-- start RECORDS FOR THE EXERCISE --

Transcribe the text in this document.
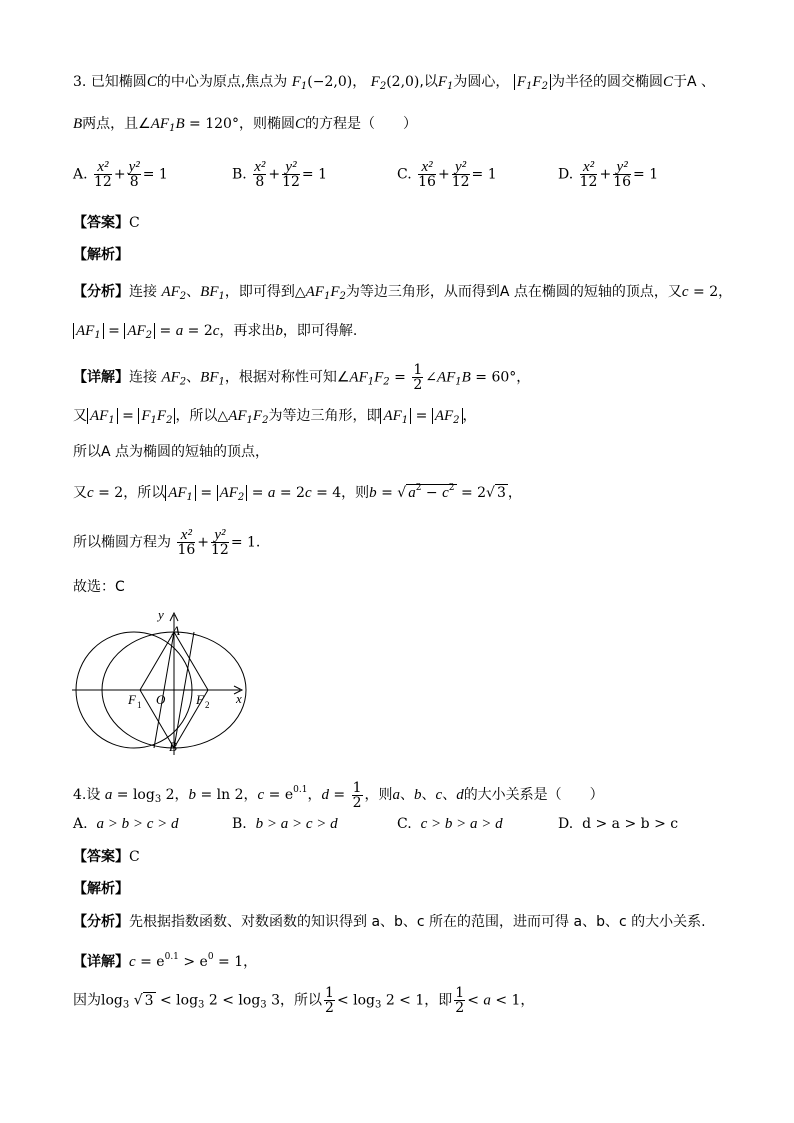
3. 已知椭圆C的中心为原点,焦点为 $F_1(-2,0)$， $F_2(2,0)$,以$F_1$为圆心， $F_1F_2$ 为半径的圆交椭圆C于A 、
B两点，且$\angle AF_1B = 120^\circ$，则椭圆C的方程是（　　）
A. $\frac{\text{x²}}{12} + \frac{\text{y²}}{8} = 1$	B. $\frac{\text{x²}}{8} + \frac{\text{y²}}{12} = 1$	C. $\frac{\text{x²}}{16} + \frac{\text{y²}}{12} = 1$	D. $\frac{\text{x²}}{12} + \frac{\text{y²}}{16} = 1$
【答案】C
【解析】
【分析】连接 $AF_2$、$BF_1$，即可得到$\triangle AF_1F_2$为等边三角形，从而得到A 点在椭圆的短轴的顶点，又c = 2，
$AF_1 = AF_2 = a = 2c$，再求出b，即可得解.
【详解】连接 $AF_2$、$BF_1$，根据对称性可知$\angle AF_1F_2 = \frac{1}{2}$ $\angle AF_1B = 60^\circ$，
又 $AF_1 = F_1F_2$ ，所以$\triangle AF_1F_2$为等边三角形，即 $AF_1 = AF_2$ ，
所以A 点为椭圆的短轴的顶点，
又c = 2，所以 $AF_1 = AF_2 = a = 2c = 4$，则b = √ $a^2 - c^2 = 2√$ 3 ，
所以椭圆方程为 $\frac{\text{x²}}{16} + \frac{\text{y²}}{12} = 1$.
故选：C
y
A
B
F 1 O F 2 x
4.设 $a = \log_3 2$，b = ln 2，$c = e^{0.1}$，$d = \frac{1}{2}$ ，则a、b、c、d的大小关系是（　　）
A. a > b > c > d	B. b > a > c > d	C. c > b > a > d	D. d > a > b > c
【答案】C
【解析】
【分析】先根据指数函数、对数函数的知识得到 a、b、c 所在的范围，进而可得 a、b、c 的大小关系.
【详解】$c = e^{0.1} > e^0 = 1$，
因为$\log_3$ √ $3 < \log_3 2 < \log_3 3$，所以 $\frac{1}{2} < \log_3 2 < 1$，即 $\frac{1}{2} < a < 1$，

-- end RECORDS FOR THE EXERCISE --

### TASK STATEMENT
Each record above should come back exactly the same, only without its pictures.

### COMPLETED TASK
Transcribe the text in this document.
3. 已知椭圆C的中心为原点,焦点为 $F_1(-2,0)$， $F_2(2,0)$,以$F_1$为圆心， $F_1F_2$ 为半径的圆交椭圆C于A 、
B两点，且$\angle AF_1B = 120^\circ$，则椭圆C的方程是（　　）
A. $\frac{\text{x²}}{12} + \frac{\text{y²}}{8} = 1$	B. $\frac{\text{x²}}{8} + \frac{\text{y²}}{12} = 1$	C. $\frac{\text{x²}}{16} + \frac{\text{y²}}{12} = 1$	D. $\frac{\text{x²}}{12} + \frac{\text{y²}}{16} = 1$
【答案】C
【解析】
【分析】连接 $AF_2$、$BF_1$，即可得到$\triangle AF_1F_2$为等边三角形，从而得到A 点在椭圆的短轴的顶点，又c = 2，
$AF_1 = AF_2 = a = 2c$，再求出b，即可得解.
【详解】连接 $AF_2$、$BF_1$，根据对称性可知$\angle AF_1F_2 = \frac{1}{2}$ $\angle AF_1B = 60^\circ$，
又 $AF_1 = F_1F_2$ ，所以$\triangle AF_1F_2$为等边三角形，即 $AF_1 = AF_2$ ，
所以A 点为椭圆的短轴的顶点，
又c = 2，所以 $AF_1 = AF_2 = a = 2c = 4$，则b = √ $a^2 - c^2 = 2√$ 3 ，
所以椭圆方程为 $\frac{\text{x²}}{16} + \frac{\text{y²}}{12} = 1$.
故选：C
y
A
B
F 1 O F 2 x
4.设 $a = \log_3 2$，b = ln 2，$c = e^{0.1}$，$d = \frac{1}{2}$ ，则a、b、c、d的大小关系是（　　）
A. a > b > c > d	B. b > a > c > d	C. c > b > a > d	D. d > a > b > c
【答案】C
【解析】
【分析】先根据指数函数、对数函数的知识得到 a、b、c 所在的范围，进而可得 a、b、c 的大小关系.
【详解】$c = e^{0.1} > e^0 = 1$，
因为$\log_3$ √ $3 < \log_3 2 < \log_3 3$，所以 $\frac{1}{2} < \log_3 2 < 1$，即 $\frac{1}{2} < a < 1$，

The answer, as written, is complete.